Exercise goal: Your task is to copy every line of the records below that contains "Revisibilidade".

Task material:
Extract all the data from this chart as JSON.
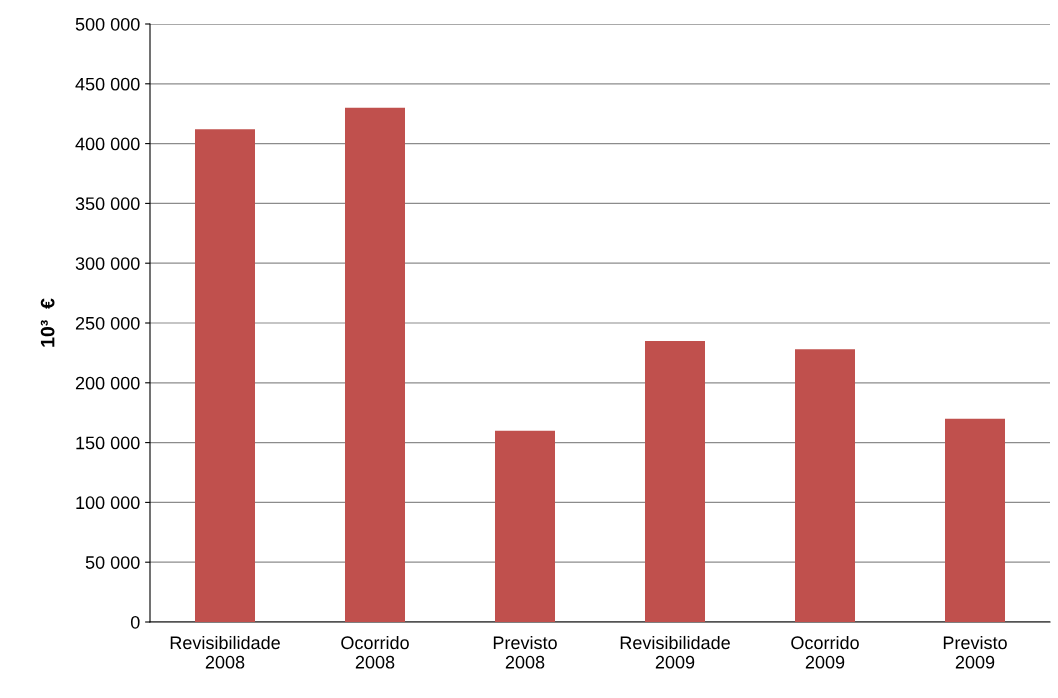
{
  "chart_data": {
    "type": "bar",
    "ylabel": "10³  €",
    "categories": [
      "Revisibilidade\n2008",
      "Ocorrido\n2008",
      "Previsto\n2008",
      "Revisibilidade\n2009",
      "Ocorrido\n2009",
      "Previsto\n2009"
    ],
    "values": [
      412000,
      430000,
      160000,
      235000,
      228000,
      170000
    ],
    "color": "#c0504d",
    "ylim": [
      0,
      500000
    ],
    "yticks": [
      {
        "value": 0,
        "label": "0"
      },
      {
        "value": 50000,
        "label": "50 000"
      },
      {
        "value": 100000,
        "label": "100 000"
      },
      {
        "value": 150000,
        "label": "150 000"
      },
      {
        "value": 200000,
        "label": "200 000"
      },
      {
        "value": 250000,
        "label": "250 000"
      },
      {
        "value": 300000,
        "label": "300 000"
      },
      {
        "value": 350000,
        "label": "350 000"
      },
      {
        "value": 400000,
        "label": "400 000"
      },
      {
        "value": 450000,
        "label": "450 000"
      },
      {
        "value": 500000,
        "label": "500 000"
      }
    ],
    "grid": "y"
  }
}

Final answer:
      "Revisibilidade\n2008",
      "Revisibilidade\n2009",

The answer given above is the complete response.